• DATA ROWS:
--- begin ---
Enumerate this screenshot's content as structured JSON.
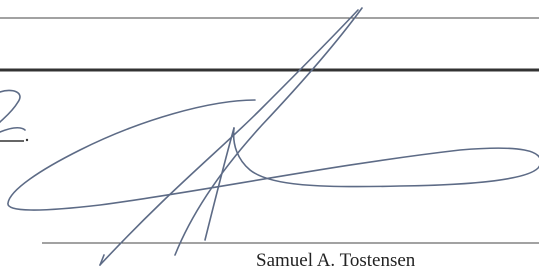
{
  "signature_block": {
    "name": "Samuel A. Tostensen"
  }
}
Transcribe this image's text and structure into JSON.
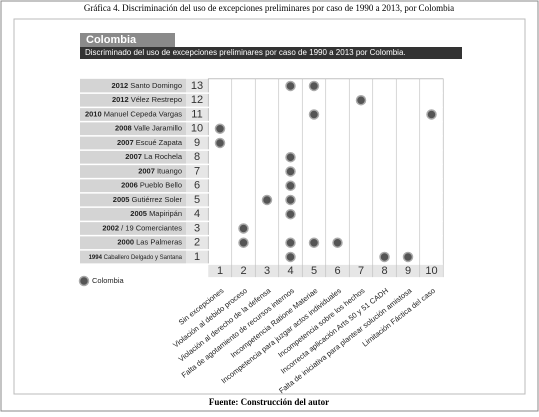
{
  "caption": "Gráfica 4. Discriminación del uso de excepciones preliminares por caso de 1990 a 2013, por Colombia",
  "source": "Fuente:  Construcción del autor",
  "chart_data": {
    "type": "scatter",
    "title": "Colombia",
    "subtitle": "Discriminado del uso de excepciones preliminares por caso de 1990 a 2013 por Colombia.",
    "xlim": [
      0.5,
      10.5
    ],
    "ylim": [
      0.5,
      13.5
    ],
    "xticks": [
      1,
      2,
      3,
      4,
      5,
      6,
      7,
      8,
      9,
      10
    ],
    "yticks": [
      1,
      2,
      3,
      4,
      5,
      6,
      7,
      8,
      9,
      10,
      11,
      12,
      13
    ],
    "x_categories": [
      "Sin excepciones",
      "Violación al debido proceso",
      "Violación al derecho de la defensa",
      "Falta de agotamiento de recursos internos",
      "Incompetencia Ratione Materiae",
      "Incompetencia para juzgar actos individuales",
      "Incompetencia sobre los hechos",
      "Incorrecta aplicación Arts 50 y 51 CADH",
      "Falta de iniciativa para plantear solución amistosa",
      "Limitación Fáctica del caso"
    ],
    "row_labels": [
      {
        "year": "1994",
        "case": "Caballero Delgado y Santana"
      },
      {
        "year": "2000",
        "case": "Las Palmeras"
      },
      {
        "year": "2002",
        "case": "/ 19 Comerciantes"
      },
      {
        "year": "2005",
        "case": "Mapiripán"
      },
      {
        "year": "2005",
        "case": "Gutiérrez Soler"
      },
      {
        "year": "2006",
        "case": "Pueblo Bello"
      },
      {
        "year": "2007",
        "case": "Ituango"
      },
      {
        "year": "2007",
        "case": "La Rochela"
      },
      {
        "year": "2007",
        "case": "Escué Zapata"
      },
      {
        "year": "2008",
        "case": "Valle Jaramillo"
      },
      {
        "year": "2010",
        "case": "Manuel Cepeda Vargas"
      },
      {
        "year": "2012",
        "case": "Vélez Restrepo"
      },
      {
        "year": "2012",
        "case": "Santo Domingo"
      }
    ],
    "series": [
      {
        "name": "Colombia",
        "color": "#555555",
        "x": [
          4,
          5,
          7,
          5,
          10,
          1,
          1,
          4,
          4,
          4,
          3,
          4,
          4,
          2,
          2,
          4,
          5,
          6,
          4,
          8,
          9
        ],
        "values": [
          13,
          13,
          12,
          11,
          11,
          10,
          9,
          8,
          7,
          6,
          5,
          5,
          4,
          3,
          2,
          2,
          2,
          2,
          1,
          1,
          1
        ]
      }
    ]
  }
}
--- end ---
• TASK DIRECTIONS: Using the records above, select and copy every line that has the word "preliminares".

• THE RESPONSE:
  "caption": "Gráfica 4. Discriminación del uso de excepciones preliminares por caso de 1990 a 2013, por Colombia",
    "subtitle": "Discriminado del uso de excepciones preliminares por caso de 1990 a 2013 por Colombia.",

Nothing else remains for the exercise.